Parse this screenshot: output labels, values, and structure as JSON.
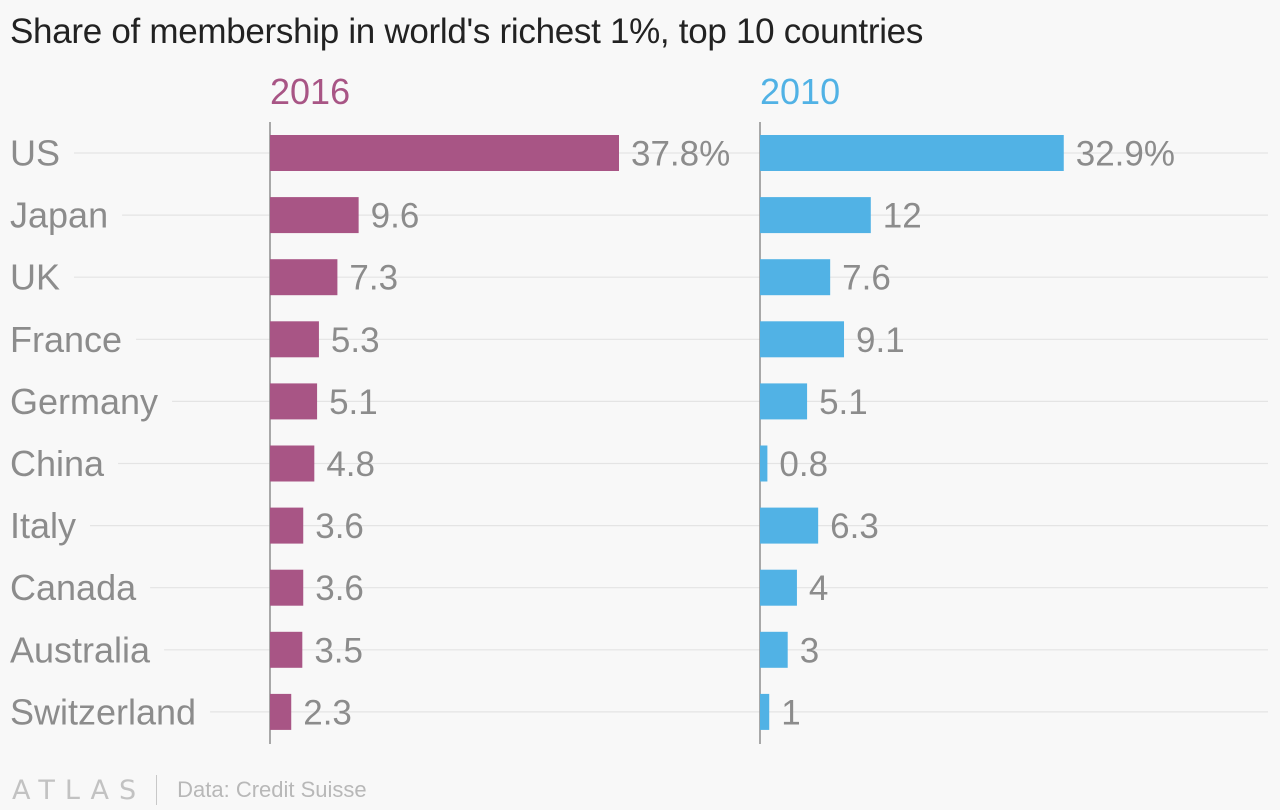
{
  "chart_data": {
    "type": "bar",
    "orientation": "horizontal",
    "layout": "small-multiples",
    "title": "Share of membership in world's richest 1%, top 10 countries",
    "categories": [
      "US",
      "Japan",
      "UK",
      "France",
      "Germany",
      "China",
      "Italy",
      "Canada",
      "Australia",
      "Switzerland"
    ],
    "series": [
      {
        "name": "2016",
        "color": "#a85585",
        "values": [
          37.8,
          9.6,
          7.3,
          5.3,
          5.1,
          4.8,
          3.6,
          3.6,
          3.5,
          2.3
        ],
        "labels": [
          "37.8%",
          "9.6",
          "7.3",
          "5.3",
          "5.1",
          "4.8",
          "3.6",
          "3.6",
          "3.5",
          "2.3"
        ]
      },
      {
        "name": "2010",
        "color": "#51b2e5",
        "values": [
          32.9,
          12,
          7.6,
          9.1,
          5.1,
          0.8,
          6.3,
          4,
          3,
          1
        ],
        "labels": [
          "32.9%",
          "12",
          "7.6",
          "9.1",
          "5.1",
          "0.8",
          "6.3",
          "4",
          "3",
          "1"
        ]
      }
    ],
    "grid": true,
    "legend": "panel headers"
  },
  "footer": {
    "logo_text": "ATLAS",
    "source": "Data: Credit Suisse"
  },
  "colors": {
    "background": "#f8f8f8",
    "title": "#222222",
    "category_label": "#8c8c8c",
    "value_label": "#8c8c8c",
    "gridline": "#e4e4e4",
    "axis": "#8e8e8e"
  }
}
+++
GIVEN EXERCISE - Go through the entries above and print each one exactly, minus the pictures.

TASK ANSWER -
Parse this screenshot: output labels, values, and structure as JSON.
{
  "chart_data": {
    "type": "bar",
    "orientation": "horizontal",
    "layout": "small-multiples",
    "title": "Share of membership in world's richest 1%, top 10 countries",
    "categories": [
      "US",
      "Japan",
      "UK",
      "France",
      "Germany",
      "China",
      "Italy",
      "Canada",
      "Australia",
      "Switzerland"
    ],
    "series": [
      {
        "name": "2016",
        "color": "#a85585",
        "values": [
          37.8,
          9.6,
          7.3,
          5.3,
          5.1,
          4.8,
          3.6,
          3.6,
          3.5,
          2.3
        ],
        "labels": [
          "37.8%",
          "9.6",
          "7.3",
          "5.3",
          "5.1",
          "4.8",
          "3.6",
          "3.6",
          "3.5",
          "2.3"
        ]
      },
      {
        "name": "2010",
        "color": "#51b2e5",
        "values": [
          32.9,
          12,
          7.6,
          9.1,
          5.1,
          0.8,
          6.3,
          4,
          3,
          1
        ],
        "labels": [
          "32.9%",
          "12",
          "7.6",
          "9.1",
          "5.1",
          "0.8",
          "6.3",
          "4",
          "3",
          "1"
        ]
      }
    ],
    "grid": true,
    "legend": "panel headers"
  },
  "footer": {
    "logo_text": "ATLAS",
    "source": "Data: Credit Suisse"
  },
  "colors": {
    "background": "#f8f8f8",
    "title": "#222222",
    "category_label": "#8c8c8c",
    "value_label": "#8c8c8c",
    "gridline": "#e4e4e4",
    "axis": "#8e8e8e"
  }
}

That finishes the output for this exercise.